(Records from a data source)
--- START ---
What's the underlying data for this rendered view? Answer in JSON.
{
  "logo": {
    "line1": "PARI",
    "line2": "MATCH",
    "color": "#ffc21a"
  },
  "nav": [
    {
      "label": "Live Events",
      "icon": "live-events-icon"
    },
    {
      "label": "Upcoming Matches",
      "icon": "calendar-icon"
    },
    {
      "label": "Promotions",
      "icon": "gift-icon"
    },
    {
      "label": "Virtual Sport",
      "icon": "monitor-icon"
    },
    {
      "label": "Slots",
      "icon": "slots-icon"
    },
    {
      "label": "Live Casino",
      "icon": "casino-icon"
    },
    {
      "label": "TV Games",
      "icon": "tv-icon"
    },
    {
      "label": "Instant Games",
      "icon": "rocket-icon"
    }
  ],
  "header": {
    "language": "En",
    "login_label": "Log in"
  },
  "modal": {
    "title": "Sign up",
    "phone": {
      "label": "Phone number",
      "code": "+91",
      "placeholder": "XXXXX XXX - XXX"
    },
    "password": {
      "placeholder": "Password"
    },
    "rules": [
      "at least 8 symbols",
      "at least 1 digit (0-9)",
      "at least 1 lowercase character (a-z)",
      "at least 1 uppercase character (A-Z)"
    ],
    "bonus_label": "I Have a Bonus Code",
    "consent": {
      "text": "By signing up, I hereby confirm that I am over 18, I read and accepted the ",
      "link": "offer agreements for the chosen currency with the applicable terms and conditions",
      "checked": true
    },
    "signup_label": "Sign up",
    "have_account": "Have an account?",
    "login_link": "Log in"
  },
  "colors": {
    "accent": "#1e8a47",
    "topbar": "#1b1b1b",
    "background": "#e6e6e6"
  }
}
--- END ---
Given task: Output every entry shown above, exactly.

Reply:
What's the underlying data for this rendered view? Answer in JSON.
{
  "logo": {
    "line1": "PARI",
    "line2": "MATCH",
    "color": "#ffc21a"
  },
  "nav": [
    {
      "label": "Live Events",
      "icon": "live-events-icon"
    },
    {
      "label": "Upcoming Matches",
      "icon": "calendar-icon"
    },
    {
      "label": "Promotions",
      "icon": "gift-icon"
    },
    {
      "label": "Virtual Sport",
      "icon": "monitor-icon"
    },
    {
      "label": "Slots",
      "icon": "slots-icon"
    },
    {
      "label": "Live Casino",
      "icon": "casino-icon"
    },
    {
      "label": "TV Games",
      "icon": "tv-icon"
    },
    {
      "label": "Instant Games",
      "icon": "rocket-icon"
    }
  ],
  "header": {
    "language": "En",
    "login_label": "Log in"
  },
  "modal": {
    "title": "Sign up",
    "phone": {
      "label": "Phone number",
      "code": "+91",
      "placeholder": "XXXXX XXX - XXX"
    },
    "password": {
      "placeholder": "Password"
    },
    "rules": [
      "at least 8 symbols",
      "at least 1 digit (0-9)",
      "at least 1 lowercase character (a-z)",
      "at least 1 uppercase character (A-Z)"
    ],
    "bonus_label": "I Have a Bonus Code",
    "consent": {
      "text": "By signing up, I hereby confirm that I am over 18, I read and accepted the ",
      "link": "offer agreements for the chosen currency with the applicable terms and conditions",
      "checked": true
    },
    "signup_label": "Sign up",
    "have_account": "Have an account?",
    "login_link": "Log in"
  },
  "colors": {
    "accent": "#1e8a47",
    "topbar": "#1b1b1b",
    "background": "#e6e6e6"
  }
}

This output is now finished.